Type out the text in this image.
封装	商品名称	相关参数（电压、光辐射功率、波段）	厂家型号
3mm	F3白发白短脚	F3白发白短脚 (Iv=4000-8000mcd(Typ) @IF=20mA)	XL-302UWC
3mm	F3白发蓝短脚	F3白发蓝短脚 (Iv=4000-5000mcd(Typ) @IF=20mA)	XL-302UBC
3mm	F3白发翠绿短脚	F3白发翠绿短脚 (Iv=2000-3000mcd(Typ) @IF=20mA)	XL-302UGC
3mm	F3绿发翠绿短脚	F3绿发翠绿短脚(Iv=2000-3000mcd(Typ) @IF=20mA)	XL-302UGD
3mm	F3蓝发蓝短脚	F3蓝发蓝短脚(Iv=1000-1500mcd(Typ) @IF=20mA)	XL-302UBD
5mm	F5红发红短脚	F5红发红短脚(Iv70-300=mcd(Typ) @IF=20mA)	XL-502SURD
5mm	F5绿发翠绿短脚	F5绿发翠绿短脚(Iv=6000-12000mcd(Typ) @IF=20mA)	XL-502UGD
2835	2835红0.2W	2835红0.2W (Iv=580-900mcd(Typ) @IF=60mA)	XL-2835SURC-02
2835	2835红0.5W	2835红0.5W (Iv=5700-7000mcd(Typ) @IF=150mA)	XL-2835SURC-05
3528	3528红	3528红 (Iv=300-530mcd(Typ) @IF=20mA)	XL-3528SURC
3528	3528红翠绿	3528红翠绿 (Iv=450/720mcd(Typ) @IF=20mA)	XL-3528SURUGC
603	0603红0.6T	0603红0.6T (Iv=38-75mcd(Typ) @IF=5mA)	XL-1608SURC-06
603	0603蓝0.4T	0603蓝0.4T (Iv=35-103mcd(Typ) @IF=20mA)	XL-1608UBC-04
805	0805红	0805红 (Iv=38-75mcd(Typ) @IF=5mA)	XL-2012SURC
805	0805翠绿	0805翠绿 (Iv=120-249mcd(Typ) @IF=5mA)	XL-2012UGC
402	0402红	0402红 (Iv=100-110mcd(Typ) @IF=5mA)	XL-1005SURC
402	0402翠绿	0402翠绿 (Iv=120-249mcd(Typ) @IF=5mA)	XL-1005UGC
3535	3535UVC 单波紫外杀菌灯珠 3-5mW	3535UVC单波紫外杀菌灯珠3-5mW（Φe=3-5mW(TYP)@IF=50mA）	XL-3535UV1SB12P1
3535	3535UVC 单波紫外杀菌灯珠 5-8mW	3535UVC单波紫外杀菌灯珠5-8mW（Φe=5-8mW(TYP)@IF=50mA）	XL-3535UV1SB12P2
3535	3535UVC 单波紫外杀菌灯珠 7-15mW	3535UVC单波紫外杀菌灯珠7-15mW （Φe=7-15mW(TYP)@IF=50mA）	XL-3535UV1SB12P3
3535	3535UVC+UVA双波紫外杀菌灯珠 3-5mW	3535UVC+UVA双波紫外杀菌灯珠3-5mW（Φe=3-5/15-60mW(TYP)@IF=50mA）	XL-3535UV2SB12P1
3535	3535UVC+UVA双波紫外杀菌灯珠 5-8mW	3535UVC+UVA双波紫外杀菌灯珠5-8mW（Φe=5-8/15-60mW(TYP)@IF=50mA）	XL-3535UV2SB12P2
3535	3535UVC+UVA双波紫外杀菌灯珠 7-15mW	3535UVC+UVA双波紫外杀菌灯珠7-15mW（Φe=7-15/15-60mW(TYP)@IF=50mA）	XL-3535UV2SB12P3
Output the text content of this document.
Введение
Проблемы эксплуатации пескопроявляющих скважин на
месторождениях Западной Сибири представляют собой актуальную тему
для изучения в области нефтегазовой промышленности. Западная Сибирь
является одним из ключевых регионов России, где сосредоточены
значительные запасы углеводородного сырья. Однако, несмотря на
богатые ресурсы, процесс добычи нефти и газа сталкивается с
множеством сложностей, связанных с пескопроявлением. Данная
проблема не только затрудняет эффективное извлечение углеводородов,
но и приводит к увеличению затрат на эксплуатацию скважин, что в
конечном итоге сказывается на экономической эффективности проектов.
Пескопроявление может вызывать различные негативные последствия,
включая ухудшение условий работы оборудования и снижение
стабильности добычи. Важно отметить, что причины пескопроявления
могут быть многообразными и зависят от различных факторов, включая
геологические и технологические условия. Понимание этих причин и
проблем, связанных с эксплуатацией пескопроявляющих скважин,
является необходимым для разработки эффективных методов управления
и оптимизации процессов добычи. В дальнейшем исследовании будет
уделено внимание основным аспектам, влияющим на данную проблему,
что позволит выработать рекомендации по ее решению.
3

################

■ Problem requirements
Give the count of lines containing "UVA双波紫外杀菌灯珠", with no added text.

■ Right answer
3